Saved entries
=-=-=
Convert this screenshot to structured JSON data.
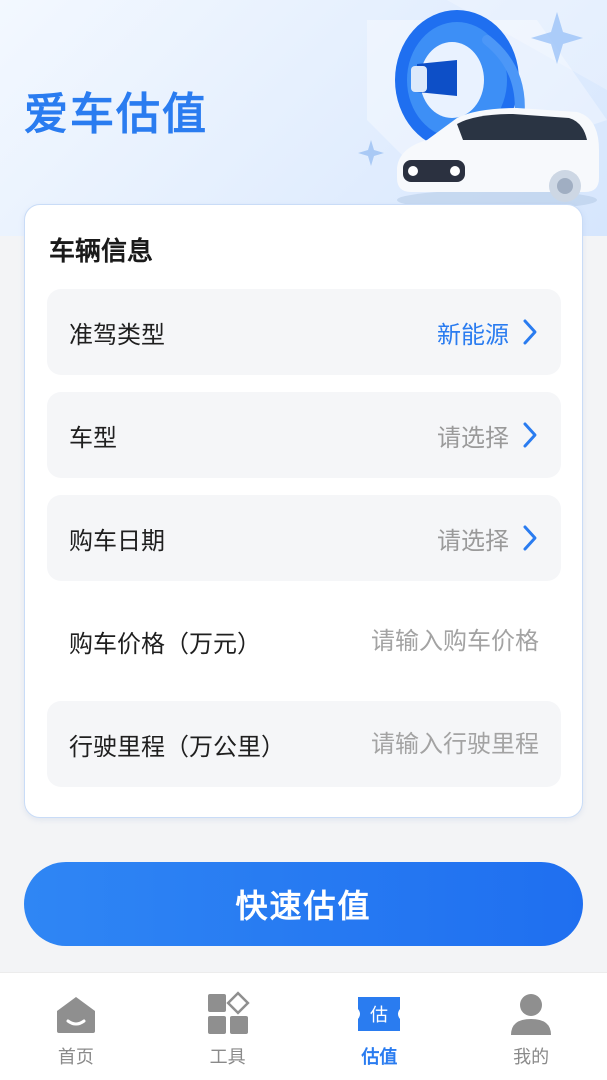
{
  "header": {
    "title": "爱车估值"
  },
  "vehicle_info": {
    "title": "车辆信息",
    "rows": [
      {
        "label": "准驾类型",
        "value": "新能源",
        "active": true
      },
      {
        "label": "车型",
        "value": "请选择"
      },
      {
        "label": "购车日期",
        "value": "请选择"
      }
    ],
    "price": {
      "label": "购车价格（万元）",
      "placeholder": "请输入购车价格",
      "value": ""
    },
    "mileage": {
      "label": "行驶里程（万公里）",
      "placeholder": "请输入行驶里程",
      "value": ""
    }
  },
  "cta": {
    "label": "快速估值"
  },
  "tabbar": {
    "items": [
      {
        "label": "首页",
        "icon": "home-icon"
      },
      {
        "label": "工具",
        "icon": "tools-icon"
      },
      {
        "label": "估值",
        "icon": "valuation-icon",
        "badge": "估",
        "active": true
      },
      {
        "label": "我的",
        "icon": "profile-icon"
      }
    ]
  },
  "colors": {
    "accent": "#2a7cf0",
    "inactive": "#8a8a8a",
    "placeholder": "#9a9a9a"
  }
}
=-=-=
Show each line in the entries that holds the string "placeholder".

      "placeholder": "请输入购车价格",
      "placeholder": "请输入行驶里程",
    "placeholder": "#9a9a9a"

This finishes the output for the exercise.